Data excerpts:
════════════════════

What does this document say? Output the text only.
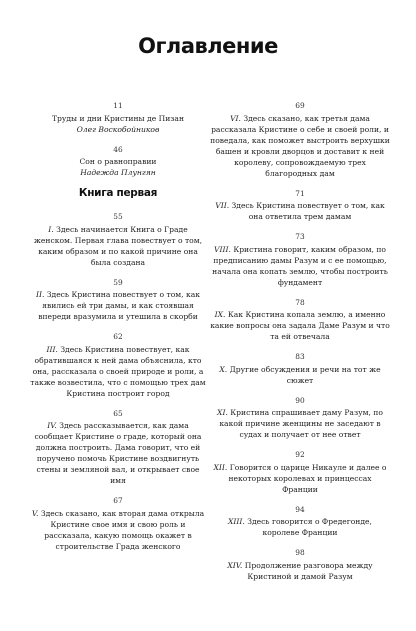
Оглавление
11
Труды и дни Кристины де Пизан
Олег Воскобойников
46
Сон о равноправии
Надежда Плунгян
Книга первая
55
I. Здесь начинается Книга о Граде женском. Первая глава повествует о том, каким образом и по какой причине она была создана
59
II. Здесь Кристина повествует о том, как явились ей три дамы, и как стоявшая впереди вразумила и утешила в скорби
62
III. Здесь Кристина повествует, как обратившаяся к ней дама объяснила, кто она, рассказала о своей природе и роли, а также возвестила, что с помощью трех дам Кристина построит город
65
IV. Здесь рассказывается, как дама сообщает Кристине о граде, который она должна построить. Дама говорит, что ей поручено помочь Кристине воздвигнуть стены и земляной вал, и открывает свое имя
67
V. Здесь сказано, как вторая дама открыла Кристине свое имя и свою роль и рассказала, какую помощь окажет в строительстве Града женского
69
VI. Здесь сказано, как третья дама рассказала Кристине о себе и своей роли, и поведала, как поможет выстроить верхушки башен и кровли дворцов и доставит к ней королеву, сопровождаемую трех благородных дам
71
VII. Здесь Кристина повествует о том, как она ответила трем дамам
73
VIII. Кристина говорит, каким образом, по предписанию дамы Разум и с ее помощью, начала она копать землю, чтобы построить фундамент
78
IX. Как Кристина копала землю, а именно какие вопросы она задала Даме Разум и что та ей отвечала
83
X. Другие обсуждения и речи на тот же сюжет
90
XI. Кристина спрашивает даму Разум, по какой причине женщины не заседают в судах и получает от нее ответ
92
XII. Говорится о царице Никауле и далее о некоторых королевах и принцессах Франции
94
XIII. Здесь говорится о Фредегонде, королеве Франции
98
XIV. Продолжение разговора между Кристиной и дамой Разум
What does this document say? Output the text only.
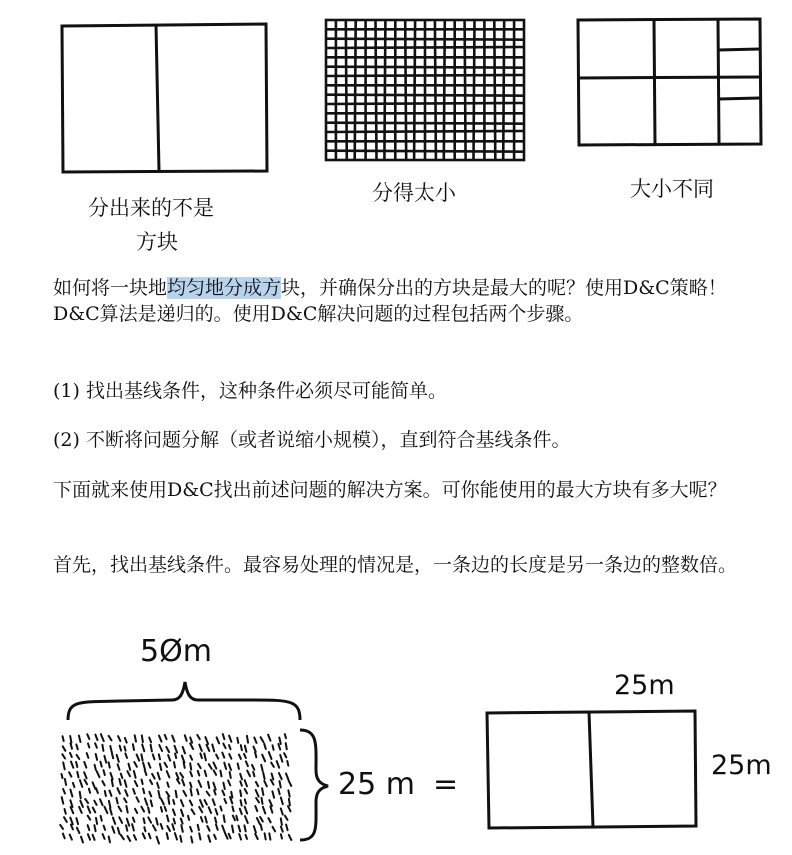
分出来的不是
方块
分得太小	大小不同

如何将一块地均匀地分成方块，并确保分出的方块是最大的呢？使用D&C策略！D&C算法是递归的。使用D&C解决问题的过程包括两个步骤。

(1) 找出基线条件，这种条件必须尽可能简单。

(2) 不断将问题分解（或者说缩小规模），直到符合基线条件。

下面就来使用D&C找出前述问题的解决方案。可你能使用的最大方块有多大呢？

首先，找出基线条件。最容易处理的情况是，一条边的长度是另一条边的整数倍。

5Øm
25 m =
25m
25m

════════════════════

Set the listing down in full and exactly. Pictures within it should not appear in the copy.

Worked answer:
What does this document say? Output the text only.
Оглавление
11
Труды и дни Кристины де Пизан
Олег Воскобойников
46
Сон о равноправии
Надежда Плунгян
Книга первая
55
I. Здесь начинается Книга о Граде женском. Первая глава повествует о том, каким образом и по какой причине она была создана
59
II. Здесь Кристина повествует о том, как явились ей три дамы, и как стоявшая впереди вразумила и утешила в скорби
62
III. Здесь Кристина повествует, как обратившаяся к ней дама объяснила, кто она, рассказала о своей природе и роли, а также возвестила, что с помощью трех дам Кристина построит город
65
IV. Здесь рассказывается, как дама сообщает Кристине о граде, который она должна построить. Дама говорит, что ей поручено помочь Кристине воздвигнуть стены и земляной вал, и открывает свое имя
67
V. Здесь сказано, как вторая дама открыла Кристине свое имя и свою роль и рассказала, какую помощь окажет в строительстве Града женского
69
VI. Здесь сказано, как третья дама рассказала Кристине о себе и своей роли, и поведала, как поможет выстроить верхушки башен и кровли дворцов и доставит к ней королеву, сопровождаемую трех благородных дам
71
VII. Здесь Кристина повествует о том, как она ответила трем дамам
73
VIII. Кристина говорит, каким образом, по предписанию дамы Разум и с ее помощью, начала она копать землю, чтобы построить фундамент
78
IX. Как Кристина копала землю, а именно какие вопросы она задала Даме Разум и что та ей отвечала
83
X. Другие обсуждения и речи на тот же сюжет
90
XI. Кристина спрашивает даму Разум, по какой причине женщины не заседают в судах и получает от нее ответ
92
XII. Говорится о царице Никауле и далее о некоторых королевах и принцессах Франции
94
XIII. Здесь говорится о Фредегонде, королеве Франции
98
XIV. Продолжение разговора между Кристиной и дамой Разум
What does this document say? Output the text only.
分出来的不是
方块
分得太小	大小不同

如何将一块地均匀地分成方块，并确保分出的方块是最大的呢？使用D&C策略！D&C算法是递归的。使用D&C解决问题的过程包括两个步骤。

(1) 找出基线条件，这种条件必须尽可能简单。

(2) 不断将问题分解（或者说缩小规模），直到符合基线条件。

下面就来使用D&C找出前述问题的解决方案。可你能使用的最大方块有多大呢？

首先，找出基线条件。最容易处理的情况是，一条边的长度是另一条边的整数倍。

5Øm
25 m =
25m
25m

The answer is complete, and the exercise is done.